>> Begin Data provided
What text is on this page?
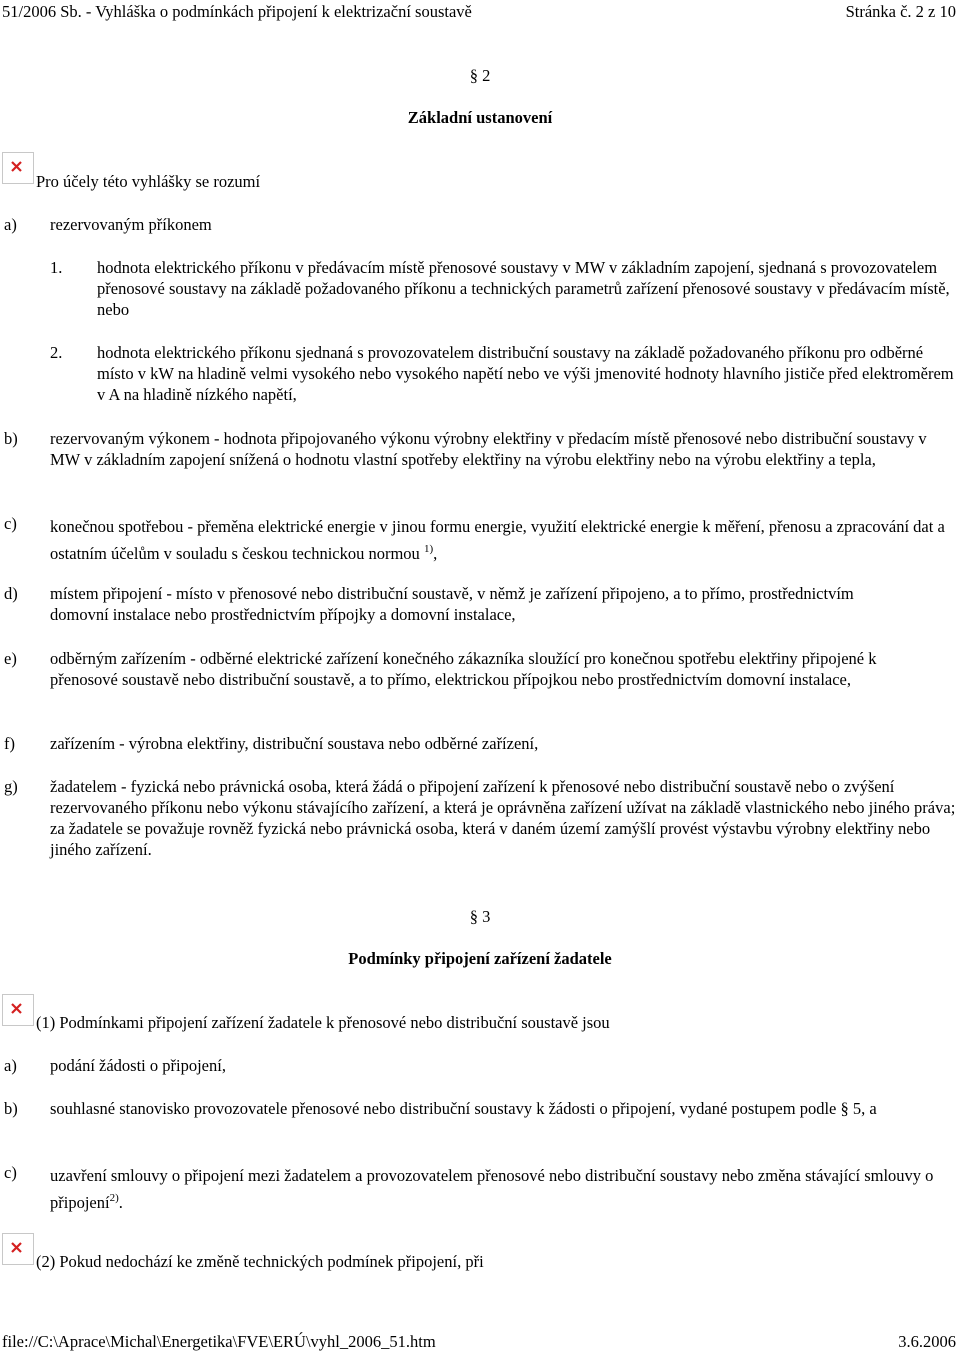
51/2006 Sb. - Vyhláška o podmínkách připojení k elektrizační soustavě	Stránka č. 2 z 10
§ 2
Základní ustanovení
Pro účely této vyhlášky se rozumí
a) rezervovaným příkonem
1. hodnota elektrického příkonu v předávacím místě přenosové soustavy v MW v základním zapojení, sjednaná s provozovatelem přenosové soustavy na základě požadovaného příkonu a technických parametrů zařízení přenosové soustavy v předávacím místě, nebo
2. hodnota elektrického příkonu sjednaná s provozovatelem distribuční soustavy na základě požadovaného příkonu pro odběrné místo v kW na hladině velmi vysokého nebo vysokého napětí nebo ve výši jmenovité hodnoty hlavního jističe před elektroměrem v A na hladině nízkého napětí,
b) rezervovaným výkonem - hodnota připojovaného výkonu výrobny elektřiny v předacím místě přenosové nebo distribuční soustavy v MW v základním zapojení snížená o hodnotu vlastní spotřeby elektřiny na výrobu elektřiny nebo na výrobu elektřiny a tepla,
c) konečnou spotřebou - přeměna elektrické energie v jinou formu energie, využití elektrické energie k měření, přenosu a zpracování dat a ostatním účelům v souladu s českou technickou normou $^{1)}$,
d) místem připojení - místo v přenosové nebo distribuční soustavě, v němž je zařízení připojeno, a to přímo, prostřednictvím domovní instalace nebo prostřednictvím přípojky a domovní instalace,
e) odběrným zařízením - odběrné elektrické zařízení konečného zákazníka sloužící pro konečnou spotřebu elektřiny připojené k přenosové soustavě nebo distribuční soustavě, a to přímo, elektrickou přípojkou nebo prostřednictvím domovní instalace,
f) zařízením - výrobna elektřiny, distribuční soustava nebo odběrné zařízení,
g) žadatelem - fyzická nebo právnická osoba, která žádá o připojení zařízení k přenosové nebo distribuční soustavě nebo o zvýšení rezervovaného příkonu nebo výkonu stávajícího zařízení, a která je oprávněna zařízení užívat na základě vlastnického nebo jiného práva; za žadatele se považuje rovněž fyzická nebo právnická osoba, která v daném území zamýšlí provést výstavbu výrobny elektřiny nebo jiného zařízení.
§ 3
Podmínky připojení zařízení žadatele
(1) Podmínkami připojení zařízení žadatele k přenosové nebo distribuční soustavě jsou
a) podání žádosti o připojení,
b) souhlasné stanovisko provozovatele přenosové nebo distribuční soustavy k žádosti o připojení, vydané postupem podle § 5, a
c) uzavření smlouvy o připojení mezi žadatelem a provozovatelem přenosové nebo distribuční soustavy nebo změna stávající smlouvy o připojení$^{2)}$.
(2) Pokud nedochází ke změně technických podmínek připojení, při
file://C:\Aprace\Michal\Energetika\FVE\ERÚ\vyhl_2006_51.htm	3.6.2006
>> End Data provided
>> Begin Data provided
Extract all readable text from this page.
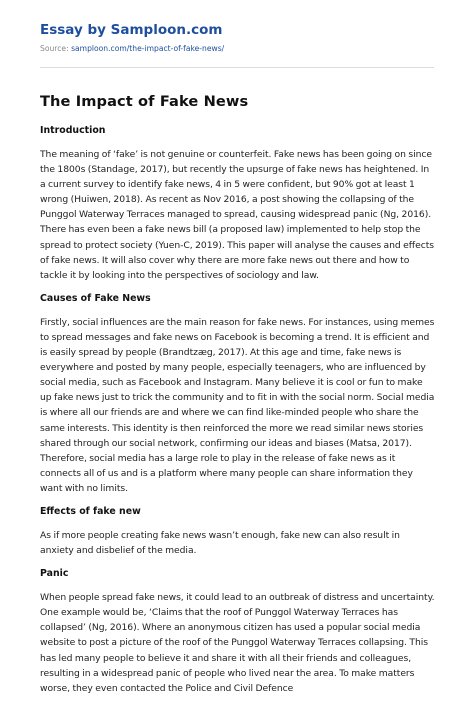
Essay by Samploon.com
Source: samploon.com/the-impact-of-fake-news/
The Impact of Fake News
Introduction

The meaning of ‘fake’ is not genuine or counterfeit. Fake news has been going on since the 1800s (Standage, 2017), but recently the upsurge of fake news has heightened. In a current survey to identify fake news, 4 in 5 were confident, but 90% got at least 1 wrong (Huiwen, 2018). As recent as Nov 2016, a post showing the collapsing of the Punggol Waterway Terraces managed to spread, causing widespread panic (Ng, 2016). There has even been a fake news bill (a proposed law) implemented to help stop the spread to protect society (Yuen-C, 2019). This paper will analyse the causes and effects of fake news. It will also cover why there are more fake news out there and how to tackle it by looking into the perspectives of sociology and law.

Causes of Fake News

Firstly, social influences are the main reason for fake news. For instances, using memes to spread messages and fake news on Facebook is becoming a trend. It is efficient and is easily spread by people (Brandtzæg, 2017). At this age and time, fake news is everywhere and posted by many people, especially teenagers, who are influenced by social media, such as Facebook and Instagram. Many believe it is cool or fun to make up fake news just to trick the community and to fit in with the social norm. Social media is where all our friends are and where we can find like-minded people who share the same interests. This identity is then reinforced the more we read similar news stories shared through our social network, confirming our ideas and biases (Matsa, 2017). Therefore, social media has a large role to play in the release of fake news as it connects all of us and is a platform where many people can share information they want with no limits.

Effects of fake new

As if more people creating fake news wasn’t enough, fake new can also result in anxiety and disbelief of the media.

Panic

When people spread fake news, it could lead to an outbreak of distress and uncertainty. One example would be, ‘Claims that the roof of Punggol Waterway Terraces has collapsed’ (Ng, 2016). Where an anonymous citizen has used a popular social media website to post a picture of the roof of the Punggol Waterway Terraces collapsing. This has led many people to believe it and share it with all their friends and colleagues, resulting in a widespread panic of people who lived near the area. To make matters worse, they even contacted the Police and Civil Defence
>> End Data provided
>> Begin Data provided
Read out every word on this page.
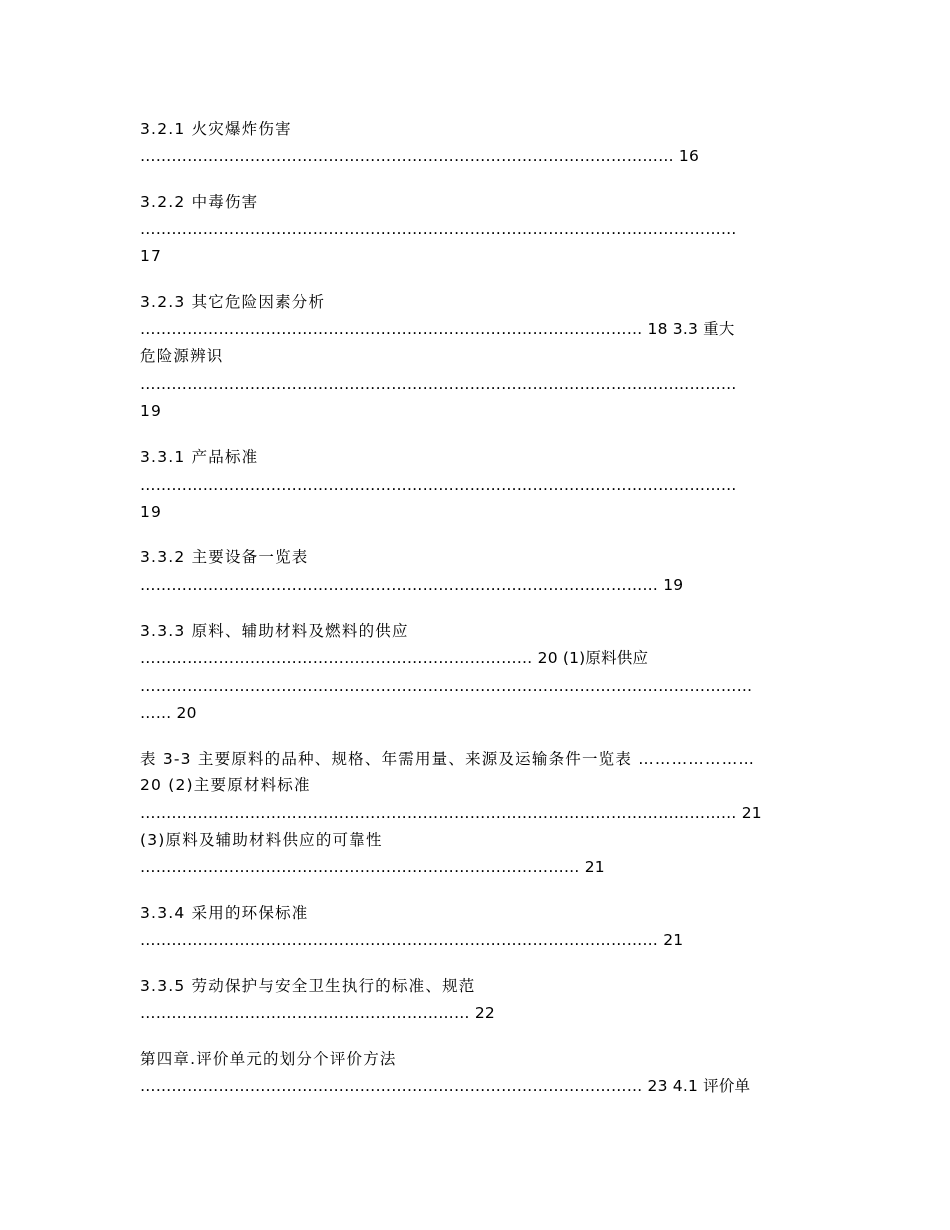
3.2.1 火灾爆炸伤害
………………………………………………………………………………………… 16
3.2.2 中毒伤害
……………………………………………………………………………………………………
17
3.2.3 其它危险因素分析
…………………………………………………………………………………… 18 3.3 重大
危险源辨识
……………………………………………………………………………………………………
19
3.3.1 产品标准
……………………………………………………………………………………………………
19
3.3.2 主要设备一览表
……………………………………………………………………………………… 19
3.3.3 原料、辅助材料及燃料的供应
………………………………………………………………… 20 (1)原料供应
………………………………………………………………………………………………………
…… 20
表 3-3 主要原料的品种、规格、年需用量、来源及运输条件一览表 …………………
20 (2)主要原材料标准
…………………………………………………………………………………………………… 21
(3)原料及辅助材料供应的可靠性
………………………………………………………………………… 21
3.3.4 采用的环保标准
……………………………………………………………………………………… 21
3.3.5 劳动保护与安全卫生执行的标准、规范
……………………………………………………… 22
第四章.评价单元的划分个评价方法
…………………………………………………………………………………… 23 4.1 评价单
>> End Data provided
### Task instructions:
Pick out the lines above containing the word "požadovaného", then copy them.

### Finished task:
1. hodnota elektrického příkonu v předávacím místě přenosové soustavy v MW v základním zapojení, sjednaná s provozovatelem přenosové soustavy na základě požadovaného příkonu a technických parametrů zařízení přenosové soustavy v předávacím místě, nebo
2. hodnota elektrického příkonu sjednaná s provozovatelem distribuční soustavy na základě požadovaného příkonu pro odběrné místo v kW na hladině velmi vysokého nebo vysokého napětí nebo ve výši jmenovité hodnoty hlavního jističe před elektroměrem v A na hladině nízkého napětí,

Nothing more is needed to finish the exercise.